The request>
Begin at the line that holds "Read all visible content and emit it as JSON." and copy each line exactly until the data below ends, including that last line but no pictures.

Supplied records>
┌──
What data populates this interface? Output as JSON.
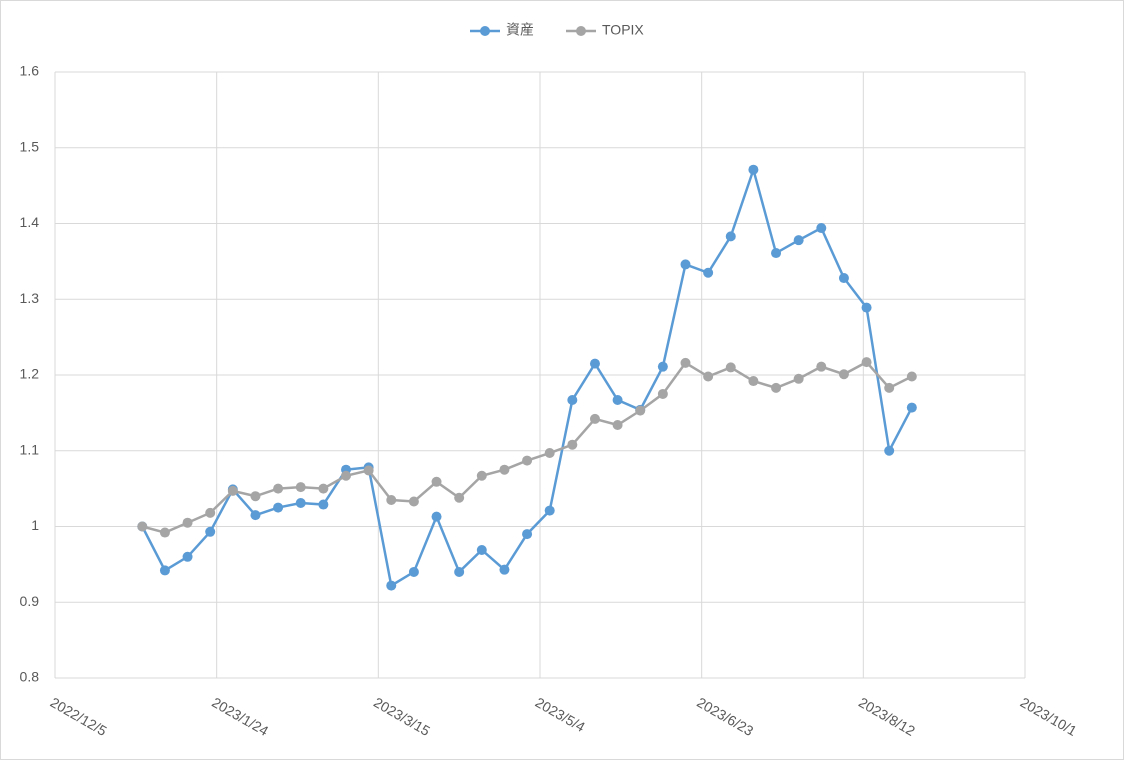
{
  "chart_data": {
    "type": "line",
    "x": [
      "2023/1/1",
      "2023/1/8",
      "2023/1/15",
      "2023/1/22",
      "2023/1/29",
      "2023/2/5",
      "2023/2/12",
      "2023/2/19",
      "2023/2/26",
      "2023/3/5",
      "2023/3/12",
      "2023/3/19",
      "2023/3/26",
      "2023/4/2",
      "2023/4/9",
      "2023/4/16",
      "2023/4/23",
      "2023/4/30",
      "2023/5/7",
      "2023/5/14",
      "2023/5/21",
      "2023/5/28",
      "2023/6/4",
      "2023/6/11",
      "2023/6/18",
      "2023/6/25",
      "2023/7/2",
      "2023/7/9",
      "2023/7/16",
      "2023/7/23",
      "2023/7/30",
      "2023/8/6",
      "2023/8/13",
      "2023/8/20",
      "2023/8/27"
    ],
    "series": [
      {
        "name": "資産",
        "color": "#5b9bd5",
        "values": [
          1.0,
          0.942,
          0.96,
          0.993,
          1.049,
          1.015,
          1.025,
          1.031,
          1.029,
          1.075,
          1.078,
          0.922,
          0.94,
          1.013,
          0.94,
          0.969,
          0.943,
          0.99,
          1.021,
          1.167,
          1.215,
          1.167,
          1.154,
          1.211,
          1.346,
          1.335,
          1.383,
          1.471,
          1.361,
          1.378,
          1.394,
          1.328,
          1.289,
          1.1,
          1.157
        ]
      },
      {
        "name": "TOPIX",
        "color": "#a5a5a5",
        "values": [
          1.0,
          0.992,
          1.005,
          1.018,
          1.047,
          1.04,
          1.05,
          1.052,
          1.05,
          1.067,
          1.074,
          1.035,
          1.033,
          1.059,
          1.038,
          1.067,
          1.075,
          1.087,
          1.097,
          1.108,
          1.142,
          1.134,
          1.153,
          1.175,
          1.216,
          1.198,
          1.21,
          1.192,
          1.183,
          1.195,
          1.211,
          1.201,
          1.217,
          1.183,
          1.198
        ]
      }
    ],
    "xlim": [
      "2022/12/5",
      "2023/10/1"
    ],
    "xticks": [
      "2022/12/5",
      "2023/1/24",
      "2023/3/15",
      "2023/5/4",
      "2023/6/23",
      "2023/8/12",
      "2023/10/1"
    ],
    "ylim": [
      0.8,
      1.6
    ],
    "yticks": [
      0.8,
      0.9,
      1,
      1.1,
      1.2,
      1.3,
      1.4,
      1.5,
      1.6
    ],
    "grid": true,
    "legend": "top"
  }
}
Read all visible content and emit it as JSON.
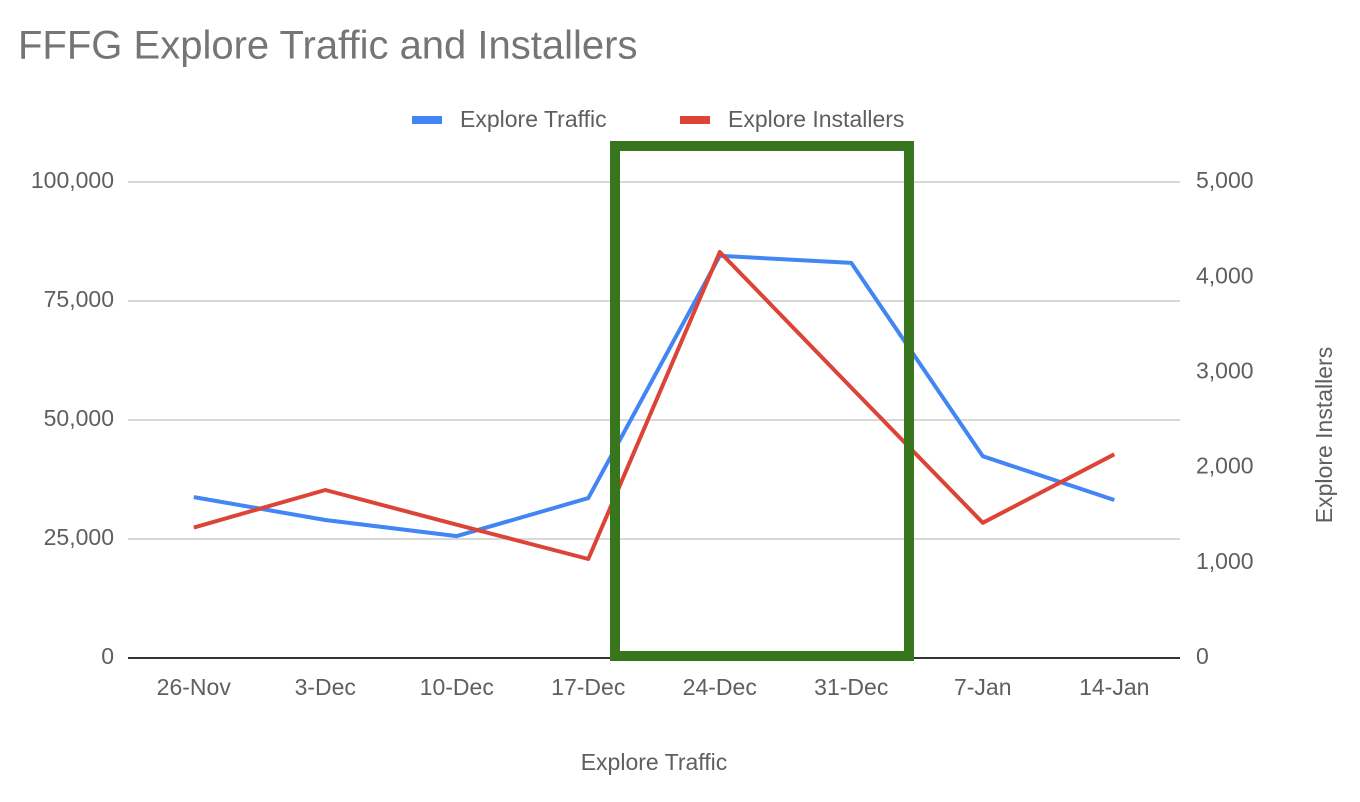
{
  "chart_data": {
    "type": "line",
    "title": "FFFG Explore Traffic and Installers",
    "x_label": "Explore Traffic",
    "y2_label": "Explore Installers",
    "categories": [
      "26-Nov",
      "3-Dec",
      "10-Dec",
      "17-Dec",
      "24-Dec",
      "31-Dec",
      "7-Jan",
      "14-Jan"
    ],
    "series": [
      {
        "name": "Explore Traffic",
        "color": "#4285f4",
        "values": [
          33800,
          29000,
          25600,
          33600,
          84500,
          83000,
          42400,
          33200
        ]
      },
      {
        "name": "Explore Installers",
        "color": "#db4437",
        "axis": "y2",
        "values": [
          1370,
          1765,
          1400,
          1040,
          4265,
          2840,
          1420,
          2140
        ]
      }
    ],
    "ylim": [
      0,
      100000
    ],
    "yticks": [
      0,
      {
        "value": 25000,
        "label": "25,000"
      },
      {
        "value": 50000,
        "label": "50,000"
      },
      {
        "value": 75000,
        "label": "75,000"
      },
      {
        "value": 100000,
        "label": "100,000"
      }
    ],
    "y2lim": [
      0,
      5000
    ],
    "y2ticks": [
      0,
      {
        "value": 1000,
        "label": "1,000"
      },
      {
        "value": 2000,
        "label": "2,000"
      },
      {
        "value": 3000,
        "label": "3,000"
      },
      {
        "value": 4000,
        "label": "4,000"
      },
      {
        "value": 5000,
        "label": "5,000"
      }
    ],
    "grid": true,
    "legend": "top"
  }
}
└──
Task solution>
Read all visible content and emit it as JSON.
{
  "chart_data": {
    "type": "line",
    "title": "FFFG Explore Traffic and Installers",
    "x_label": "Explore Traffic",
    "y2_label": "Explore Installers",
    "categories": [
      "26-Nov",
      "3-Dec",
      "10-Dec",
      "17-Dec",
      "24-Dec",
      "31-Dec",
      "7-Jan",
      "14-Jan"
    ],
    "series": [
      {
        "name": "Explore Traffic",
        "color": "#4285f4",
        "values": [
          33800,
          29000,
          25600,
          33600,
          84500,
          83000,
          42400,
          33200
        ]
      },
      {
        "name": "Explore Installers",
        "color": "#db4437",
        "axis": "y2",
        "values": [
          1370,
          1765,
          1400,
          1040,
          4265,
          2840,
          1420,
          2140
        ]
      }
    ],
    "ylim": [
      0,
      100000
    ],
    "yticks": [
      0,
      {
        "value": 25000,
        "label": "25,000"
      },
      {
        "value": 50000,
        "label": "50,000"
      },
      {
        "value": 75000,
        "label": "75,000"
      },
      {
        "value": 100000,
        "label": "100,000"
      }
    ],
    "y2lim": [
      0,
      5000
    ],
    "y2ticks": [
      0,
      {
        "value": 1000,
        "label": "1,000"
      },
      {
        "value": 2000,
        "label": "2,000"
      },
      {
        "value": 3000,
        "label": "3,000"
      },
      {
        "value": 4000,
        "label": "4,000"
      },
      {
        "value": 5000,
        "label": "5,000"
      }
    ],
    "grid": true,
    "legend": "top"
  }
}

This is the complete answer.